- [Exercise instructions]
Wherever a line below holds the word "number", copy that line.
═══ Dataset content ═══
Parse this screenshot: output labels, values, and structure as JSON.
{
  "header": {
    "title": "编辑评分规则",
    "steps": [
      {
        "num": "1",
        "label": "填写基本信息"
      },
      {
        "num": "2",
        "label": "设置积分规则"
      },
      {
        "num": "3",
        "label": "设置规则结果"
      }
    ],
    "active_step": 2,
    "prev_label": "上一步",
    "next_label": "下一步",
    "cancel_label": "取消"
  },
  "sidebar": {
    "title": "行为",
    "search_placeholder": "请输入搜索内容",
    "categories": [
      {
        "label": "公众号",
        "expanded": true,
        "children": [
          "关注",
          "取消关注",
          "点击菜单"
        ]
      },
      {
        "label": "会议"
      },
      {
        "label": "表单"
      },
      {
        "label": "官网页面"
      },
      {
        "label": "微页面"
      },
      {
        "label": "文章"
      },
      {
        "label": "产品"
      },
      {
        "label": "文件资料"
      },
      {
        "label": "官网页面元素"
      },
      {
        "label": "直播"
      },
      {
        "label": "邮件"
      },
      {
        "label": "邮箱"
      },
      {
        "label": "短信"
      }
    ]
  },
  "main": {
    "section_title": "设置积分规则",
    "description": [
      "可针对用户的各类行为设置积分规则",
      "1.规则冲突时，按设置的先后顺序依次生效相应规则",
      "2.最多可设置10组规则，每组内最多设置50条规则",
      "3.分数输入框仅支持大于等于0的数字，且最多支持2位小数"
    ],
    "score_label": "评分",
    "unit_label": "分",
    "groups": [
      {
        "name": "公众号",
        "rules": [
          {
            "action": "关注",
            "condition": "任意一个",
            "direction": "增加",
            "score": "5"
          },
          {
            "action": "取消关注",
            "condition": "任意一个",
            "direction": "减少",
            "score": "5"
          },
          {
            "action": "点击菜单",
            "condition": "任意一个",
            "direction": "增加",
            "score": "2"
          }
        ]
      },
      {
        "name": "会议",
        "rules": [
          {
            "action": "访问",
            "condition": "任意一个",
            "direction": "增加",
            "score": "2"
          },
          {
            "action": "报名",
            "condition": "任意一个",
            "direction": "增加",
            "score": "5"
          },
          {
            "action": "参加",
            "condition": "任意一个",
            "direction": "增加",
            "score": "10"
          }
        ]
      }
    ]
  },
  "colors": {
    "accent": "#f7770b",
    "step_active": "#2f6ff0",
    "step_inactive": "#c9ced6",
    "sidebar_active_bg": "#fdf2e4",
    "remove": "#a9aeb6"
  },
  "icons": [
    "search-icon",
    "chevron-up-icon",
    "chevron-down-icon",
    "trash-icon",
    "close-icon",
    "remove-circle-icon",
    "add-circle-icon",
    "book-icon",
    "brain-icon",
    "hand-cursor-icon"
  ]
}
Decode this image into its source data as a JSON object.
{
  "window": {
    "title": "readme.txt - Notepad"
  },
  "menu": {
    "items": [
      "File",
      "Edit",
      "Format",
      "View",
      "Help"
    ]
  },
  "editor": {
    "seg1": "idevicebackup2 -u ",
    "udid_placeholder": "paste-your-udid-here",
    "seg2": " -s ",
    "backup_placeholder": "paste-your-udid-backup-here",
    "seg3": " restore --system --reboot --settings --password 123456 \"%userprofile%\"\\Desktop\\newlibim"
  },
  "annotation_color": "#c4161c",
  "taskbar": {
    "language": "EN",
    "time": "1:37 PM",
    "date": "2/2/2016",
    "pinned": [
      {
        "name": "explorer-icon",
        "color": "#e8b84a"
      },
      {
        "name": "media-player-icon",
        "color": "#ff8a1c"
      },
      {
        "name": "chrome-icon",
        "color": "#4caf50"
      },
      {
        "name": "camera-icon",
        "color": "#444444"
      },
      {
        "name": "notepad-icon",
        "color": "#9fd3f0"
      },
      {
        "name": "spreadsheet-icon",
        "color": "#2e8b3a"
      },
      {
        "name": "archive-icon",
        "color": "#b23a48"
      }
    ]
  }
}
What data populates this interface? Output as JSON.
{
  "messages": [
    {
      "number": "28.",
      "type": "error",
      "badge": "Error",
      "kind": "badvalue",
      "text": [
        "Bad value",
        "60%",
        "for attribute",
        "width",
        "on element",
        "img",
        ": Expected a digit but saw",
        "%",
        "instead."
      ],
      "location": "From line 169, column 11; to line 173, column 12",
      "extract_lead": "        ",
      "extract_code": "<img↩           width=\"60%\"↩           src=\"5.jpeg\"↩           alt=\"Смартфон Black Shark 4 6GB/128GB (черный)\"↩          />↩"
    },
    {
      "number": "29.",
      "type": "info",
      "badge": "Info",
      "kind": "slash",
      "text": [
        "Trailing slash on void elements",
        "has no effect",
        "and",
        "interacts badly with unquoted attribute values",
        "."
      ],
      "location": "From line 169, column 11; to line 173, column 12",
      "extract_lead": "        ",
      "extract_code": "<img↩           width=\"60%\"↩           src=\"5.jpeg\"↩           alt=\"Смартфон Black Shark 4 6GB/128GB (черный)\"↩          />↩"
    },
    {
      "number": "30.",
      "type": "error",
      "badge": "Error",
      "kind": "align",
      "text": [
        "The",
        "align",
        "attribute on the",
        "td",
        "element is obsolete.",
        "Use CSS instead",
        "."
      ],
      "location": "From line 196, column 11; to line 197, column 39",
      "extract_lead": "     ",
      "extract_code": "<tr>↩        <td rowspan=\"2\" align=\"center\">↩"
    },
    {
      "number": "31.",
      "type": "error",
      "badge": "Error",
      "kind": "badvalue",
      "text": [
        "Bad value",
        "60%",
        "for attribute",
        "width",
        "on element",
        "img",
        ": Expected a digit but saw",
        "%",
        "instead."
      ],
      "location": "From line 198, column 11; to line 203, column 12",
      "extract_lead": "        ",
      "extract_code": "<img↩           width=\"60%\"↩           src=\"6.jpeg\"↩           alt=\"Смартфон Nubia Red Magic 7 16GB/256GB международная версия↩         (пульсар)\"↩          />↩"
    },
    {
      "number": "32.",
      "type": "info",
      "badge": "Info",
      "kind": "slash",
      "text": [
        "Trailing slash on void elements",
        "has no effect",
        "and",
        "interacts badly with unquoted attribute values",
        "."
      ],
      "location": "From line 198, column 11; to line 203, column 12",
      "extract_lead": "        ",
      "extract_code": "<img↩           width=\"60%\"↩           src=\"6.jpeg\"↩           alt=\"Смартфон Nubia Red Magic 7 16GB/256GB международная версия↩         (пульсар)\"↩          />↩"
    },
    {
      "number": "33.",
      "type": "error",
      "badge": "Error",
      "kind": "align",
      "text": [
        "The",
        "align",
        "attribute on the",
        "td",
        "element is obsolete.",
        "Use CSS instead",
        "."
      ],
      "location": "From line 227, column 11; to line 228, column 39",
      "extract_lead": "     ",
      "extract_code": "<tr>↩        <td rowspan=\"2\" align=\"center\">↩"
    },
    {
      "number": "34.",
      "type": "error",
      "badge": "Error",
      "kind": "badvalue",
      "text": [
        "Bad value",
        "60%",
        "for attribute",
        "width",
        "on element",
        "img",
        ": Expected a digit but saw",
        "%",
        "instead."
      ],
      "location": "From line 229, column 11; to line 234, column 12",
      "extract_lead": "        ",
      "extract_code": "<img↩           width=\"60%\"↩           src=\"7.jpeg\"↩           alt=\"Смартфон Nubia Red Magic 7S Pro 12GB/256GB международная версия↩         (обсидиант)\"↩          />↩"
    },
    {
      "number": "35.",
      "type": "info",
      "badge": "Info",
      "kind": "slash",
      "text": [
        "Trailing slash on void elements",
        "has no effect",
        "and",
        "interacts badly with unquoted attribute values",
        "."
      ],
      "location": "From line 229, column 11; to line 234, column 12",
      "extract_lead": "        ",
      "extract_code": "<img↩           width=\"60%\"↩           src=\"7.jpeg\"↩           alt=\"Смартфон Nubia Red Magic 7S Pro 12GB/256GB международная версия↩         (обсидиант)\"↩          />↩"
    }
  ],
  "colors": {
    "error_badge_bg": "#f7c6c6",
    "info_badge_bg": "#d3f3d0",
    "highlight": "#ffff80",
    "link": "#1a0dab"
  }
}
═══
- [Complete output]
      "number": "28.",
      "number": "29.",
      "number": "30.",
      "number": "31.",
      "number": "32.",
      "number": "33.",
      "number": "34.",
      "number": "35.",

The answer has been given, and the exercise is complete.